>> Start SELECTED EXTRACT

Coming in the midst of a rhetorical shift against the heady, existentialist rhetoric of the Abstract Expressionists, many Post Painterly and Color Field painters like Kenneth Noland and Jules Olitski, championed by the critic Clement Greenberg, moved away from psychological symbolism but still explored, according to art historian Karen Wilkin, how "a painting, no matter how apparently restrained, could address the viewer's whole being - emotions, intellect, and all - through the eye, just as music did through the ear." Fine's forays into Color Field painting explore how color tensions and lines interact in expressive ways. As art critic and photographer John Gruen explained, "There is a vibrant light that emanates from these works, not blinding or jarring or dizzying. It is an arresting light that remains constant, lending purity - even dignity, to essentially emotional statements." In many ways, Fine's minimalist compositions were ahead of the times, as it wasn't until the mid- and late-1960s that cool, hard-edged abstract painting became more acceptable.
Oil on canvas - Berry Campbell Gallery
Unequivocably Blue
In Unequivocably Blue, one of a series of collages employing wood and paint, Fine continues to explore geometry, space, and form. Fine arranges wooden shapes, painted in blue and black stripes or white and black stripes, on top of each other to form intricate patterns that traffic both in actual and illusionistic depth. These works could be said to harken back to her lessons in three-dimensional painting during her studies with Kimon Nicolaides at the Art Students League. New York Times art critic Benjamin Genocchio suggests that the works in this series stand out from her Abstract Expressionist peers because they "seem to capture a fragmentary meshing of shadows and light."

>> End SELECTED EXTRACT

**TASK TO COMPLETE:**
According to the passage on Fine's painting, what materials does the series of collages that includes Unequivocably Blue employ? The items that come next are drawn from a different source than the passage on Fine's painting.

>> Start EXCERPTED DATA

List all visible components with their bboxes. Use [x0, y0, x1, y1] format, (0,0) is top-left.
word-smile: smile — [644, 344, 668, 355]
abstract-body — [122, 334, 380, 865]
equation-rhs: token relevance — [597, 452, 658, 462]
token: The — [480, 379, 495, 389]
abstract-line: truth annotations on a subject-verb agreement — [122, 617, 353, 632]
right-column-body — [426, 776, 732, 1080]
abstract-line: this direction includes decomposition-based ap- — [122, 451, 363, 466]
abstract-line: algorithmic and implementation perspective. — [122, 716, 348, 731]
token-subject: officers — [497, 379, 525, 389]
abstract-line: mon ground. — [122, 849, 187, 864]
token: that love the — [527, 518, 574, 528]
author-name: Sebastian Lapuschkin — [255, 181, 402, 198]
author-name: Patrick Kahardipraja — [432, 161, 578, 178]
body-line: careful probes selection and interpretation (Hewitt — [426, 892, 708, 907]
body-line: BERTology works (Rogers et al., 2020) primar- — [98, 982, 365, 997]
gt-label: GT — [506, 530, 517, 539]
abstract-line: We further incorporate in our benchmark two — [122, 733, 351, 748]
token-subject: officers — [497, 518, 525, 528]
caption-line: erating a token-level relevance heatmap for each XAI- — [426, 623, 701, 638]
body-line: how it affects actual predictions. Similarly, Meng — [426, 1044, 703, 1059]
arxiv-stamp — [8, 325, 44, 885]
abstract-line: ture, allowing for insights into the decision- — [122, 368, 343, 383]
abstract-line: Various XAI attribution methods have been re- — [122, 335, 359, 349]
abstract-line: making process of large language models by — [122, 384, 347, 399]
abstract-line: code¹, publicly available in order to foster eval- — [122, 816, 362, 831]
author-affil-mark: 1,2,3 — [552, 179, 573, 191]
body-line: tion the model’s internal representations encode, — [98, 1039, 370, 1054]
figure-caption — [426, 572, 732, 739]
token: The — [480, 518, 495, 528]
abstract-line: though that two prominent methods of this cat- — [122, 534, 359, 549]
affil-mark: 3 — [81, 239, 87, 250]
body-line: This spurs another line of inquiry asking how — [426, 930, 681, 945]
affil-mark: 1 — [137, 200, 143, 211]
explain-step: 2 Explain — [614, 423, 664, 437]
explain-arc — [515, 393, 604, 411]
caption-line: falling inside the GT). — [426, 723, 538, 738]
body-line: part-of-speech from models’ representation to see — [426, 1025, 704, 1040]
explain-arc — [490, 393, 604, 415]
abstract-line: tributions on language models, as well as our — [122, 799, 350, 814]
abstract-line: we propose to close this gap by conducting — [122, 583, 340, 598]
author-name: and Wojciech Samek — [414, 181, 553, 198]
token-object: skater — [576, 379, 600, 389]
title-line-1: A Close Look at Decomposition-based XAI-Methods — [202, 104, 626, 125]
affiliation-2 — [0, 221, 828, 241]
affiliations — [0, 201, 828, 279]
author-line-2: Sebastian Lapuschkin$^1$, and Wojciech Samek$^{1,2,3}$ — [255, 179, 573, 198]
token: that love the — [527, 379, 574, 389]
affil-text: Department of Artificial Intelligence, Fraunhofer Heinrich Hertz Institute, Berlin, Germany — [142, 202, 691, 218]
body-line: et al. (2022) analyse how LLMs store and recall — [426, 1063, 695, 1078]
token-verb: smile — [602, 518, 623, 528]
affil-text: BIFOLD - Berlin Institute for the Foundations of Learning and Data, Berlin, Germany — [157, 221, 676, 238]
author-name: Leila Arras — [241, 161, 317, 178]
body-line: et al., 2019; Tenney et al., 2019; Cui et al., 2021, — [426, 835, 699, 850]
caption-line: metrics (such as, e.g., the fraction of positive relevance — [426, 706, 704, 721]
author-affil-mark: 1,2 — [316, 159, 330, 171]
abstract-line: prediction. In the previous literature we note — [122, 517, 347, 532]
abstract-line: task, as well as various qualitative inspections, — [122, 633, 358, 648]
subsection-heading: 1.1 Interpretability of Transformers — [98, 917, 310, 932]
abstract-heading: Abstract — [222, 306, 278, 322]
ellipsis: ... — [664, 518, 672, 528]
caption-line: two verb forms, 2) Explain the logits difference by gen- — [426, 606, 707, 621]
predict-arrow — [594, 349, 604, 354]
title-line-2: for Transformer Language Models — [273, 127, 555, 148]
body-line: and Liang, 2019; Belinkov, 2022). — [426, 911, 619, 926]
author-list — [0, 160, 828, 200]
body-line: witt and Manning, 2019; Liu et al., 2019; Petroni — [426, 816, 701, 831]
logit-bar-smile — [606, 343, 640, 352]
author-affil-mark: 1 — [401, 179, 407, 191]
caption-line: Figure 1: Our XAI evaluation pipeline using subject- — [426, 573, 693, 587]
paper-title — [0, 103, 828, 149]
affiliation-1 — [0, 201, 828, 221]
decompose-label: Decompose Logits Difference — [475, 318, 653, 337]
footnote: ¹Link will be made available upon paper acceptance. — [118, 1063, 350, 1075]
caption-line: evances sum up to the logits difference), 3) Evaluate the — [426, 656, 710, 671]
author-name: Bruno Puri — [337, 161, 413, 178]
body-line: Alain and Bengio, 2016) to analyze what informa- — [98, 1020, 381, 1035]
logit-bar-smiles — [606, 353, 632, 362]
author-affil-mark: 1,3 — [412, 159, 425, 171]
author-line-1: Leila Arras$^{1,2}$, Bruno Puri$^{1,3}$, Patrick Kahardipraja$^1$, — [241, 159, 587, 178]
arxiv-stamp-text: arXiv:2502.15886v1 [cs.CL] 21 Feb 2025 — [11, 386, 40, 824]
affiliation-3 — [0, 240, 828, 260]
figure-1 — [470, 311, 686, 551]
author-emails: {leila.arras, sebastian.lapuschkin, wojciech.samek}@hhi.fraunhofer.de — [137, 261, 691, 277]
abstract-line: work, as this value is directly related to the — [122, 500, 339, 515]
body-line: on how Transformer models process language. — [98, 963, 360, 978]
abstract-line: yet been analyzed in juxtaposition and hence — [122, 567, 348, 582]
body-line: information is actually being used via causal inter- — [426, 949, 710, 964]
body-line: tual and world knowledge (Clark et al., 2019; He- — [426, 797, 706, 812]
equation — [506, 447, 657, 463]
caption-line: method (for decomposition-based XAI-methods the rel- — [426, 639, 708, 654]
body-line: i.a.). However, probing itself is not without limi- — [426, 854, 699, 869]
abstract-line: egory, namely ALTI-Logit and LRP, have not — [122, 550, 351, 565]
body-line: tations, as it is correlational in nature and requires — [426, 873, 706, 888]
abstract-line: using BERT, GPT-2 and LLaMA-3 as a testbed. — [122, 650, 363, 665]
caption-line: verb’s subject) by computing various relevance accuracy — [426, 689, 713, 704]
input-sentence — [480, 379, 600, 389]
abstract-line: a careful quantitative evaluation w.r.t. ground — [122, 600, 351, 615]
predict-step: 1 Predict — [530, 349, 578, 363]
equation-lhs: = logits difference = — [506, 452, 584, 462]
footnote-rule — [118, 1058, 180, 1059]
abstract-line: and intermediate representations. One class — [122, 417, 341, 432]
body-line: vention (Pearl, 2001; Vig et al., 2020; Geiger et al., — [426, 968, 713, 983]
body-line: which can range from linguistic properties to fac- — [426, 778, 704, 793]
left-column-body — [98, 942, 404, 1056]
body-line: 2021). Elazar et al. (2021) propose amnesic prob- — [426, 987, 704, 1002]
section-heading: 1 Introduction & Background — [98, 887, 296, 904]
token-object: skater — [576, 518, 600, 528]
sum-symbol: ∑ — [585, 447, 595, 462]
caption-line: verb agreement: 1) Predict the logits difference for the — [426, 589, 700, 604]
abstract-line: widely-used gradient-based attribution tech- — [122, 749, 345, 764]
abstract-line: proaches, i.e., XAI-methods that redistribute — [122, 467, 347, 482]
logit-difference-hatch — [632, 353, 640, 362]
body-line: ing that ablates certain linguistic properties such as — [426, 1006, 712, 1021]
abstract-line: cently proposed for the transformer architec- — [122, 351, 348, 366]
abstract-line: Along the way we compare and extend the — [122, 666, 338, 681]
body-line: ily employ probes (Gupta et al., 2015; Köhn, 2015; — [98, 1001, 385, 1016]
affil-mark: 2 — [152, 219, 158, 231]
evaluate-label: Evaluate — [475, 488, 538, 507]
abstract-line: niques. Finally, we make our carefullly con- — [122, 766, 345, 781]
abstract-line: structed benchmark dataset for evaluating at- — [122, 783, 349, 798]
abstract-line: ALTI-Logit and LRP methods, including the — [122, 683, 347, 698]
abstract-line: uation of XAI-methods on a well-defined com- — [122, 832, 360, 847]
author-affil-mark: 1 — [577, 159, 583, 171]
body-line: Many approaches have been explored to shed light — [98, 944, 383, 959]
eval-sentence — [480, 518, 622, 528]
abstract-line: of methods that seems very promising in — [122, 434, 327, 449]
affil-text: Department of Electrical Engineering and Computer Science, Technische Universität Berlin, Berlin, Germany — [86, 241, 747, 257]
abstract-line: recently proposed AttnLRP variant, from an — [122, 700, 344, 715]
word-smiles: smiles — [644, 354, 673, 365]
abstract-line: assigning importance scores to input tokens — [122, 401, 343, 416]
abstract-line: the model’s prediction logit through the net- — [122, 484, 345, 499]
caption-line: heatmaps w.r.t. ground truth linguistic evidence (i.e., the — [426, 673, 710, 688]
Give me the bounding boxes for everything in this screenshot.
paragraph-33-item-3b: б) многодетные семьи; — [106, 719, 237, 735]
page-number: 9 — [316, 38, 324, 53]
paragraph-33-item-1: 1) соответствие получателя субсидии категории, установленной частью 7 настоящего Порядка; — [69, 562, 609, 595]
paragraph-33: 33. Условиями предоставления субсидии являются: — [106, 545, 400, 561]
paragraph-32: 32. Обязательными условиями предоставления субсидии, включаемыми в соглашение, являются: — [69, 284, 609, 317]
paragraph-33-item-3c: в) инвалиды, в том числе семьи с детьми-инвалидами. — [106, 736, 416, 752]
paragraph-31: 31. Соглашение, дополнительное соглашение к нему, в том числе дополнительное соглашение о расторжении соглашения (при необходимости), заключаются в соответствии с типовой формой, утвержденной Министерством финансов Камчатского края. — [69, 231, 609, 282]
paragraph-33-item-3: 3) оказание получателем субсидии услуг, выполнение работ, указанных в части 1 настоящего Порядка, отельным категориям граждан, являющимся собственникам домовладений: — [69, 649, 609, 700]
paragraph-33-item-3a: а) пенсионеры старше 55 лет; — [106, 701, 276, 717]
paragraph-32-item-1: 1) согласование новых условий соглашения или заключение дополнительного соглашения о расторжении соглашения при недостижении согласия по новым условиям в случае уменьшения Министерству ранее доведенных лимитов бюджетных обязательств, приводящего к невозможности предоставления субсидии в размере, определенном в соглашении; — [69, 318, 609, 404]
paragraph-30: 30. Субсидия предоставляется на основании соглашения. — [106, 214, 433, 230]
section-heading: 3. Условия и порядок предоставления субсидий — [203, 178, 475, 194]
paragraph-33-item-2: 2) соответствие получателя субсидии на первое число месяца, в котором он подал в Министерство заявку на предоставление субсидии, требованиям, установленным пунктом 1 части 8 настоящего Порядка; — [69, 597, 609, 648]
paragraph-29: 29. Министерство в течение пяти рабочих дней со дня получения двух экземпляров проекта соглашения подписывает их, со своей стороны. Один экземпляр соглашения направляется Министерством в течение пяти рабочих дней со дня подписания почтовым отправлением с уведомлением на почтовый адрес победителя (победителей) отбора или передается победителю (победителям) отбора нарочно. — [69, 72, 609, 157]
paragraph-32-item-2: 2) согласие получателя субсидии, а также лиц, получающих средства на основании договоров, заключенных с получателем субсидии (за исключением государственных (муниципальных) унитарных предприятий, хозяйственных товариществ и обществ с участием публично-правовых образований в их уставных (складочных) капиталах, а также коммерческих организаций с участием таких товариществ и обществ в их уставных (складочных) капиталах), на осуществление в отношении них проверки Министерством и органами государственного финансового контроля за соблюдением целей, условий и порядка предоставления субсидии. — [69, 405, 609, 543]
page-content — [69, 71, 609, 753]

>> End EXCERPTED DATA

**RESPONSE TO THE TASK:**
Wood and paint.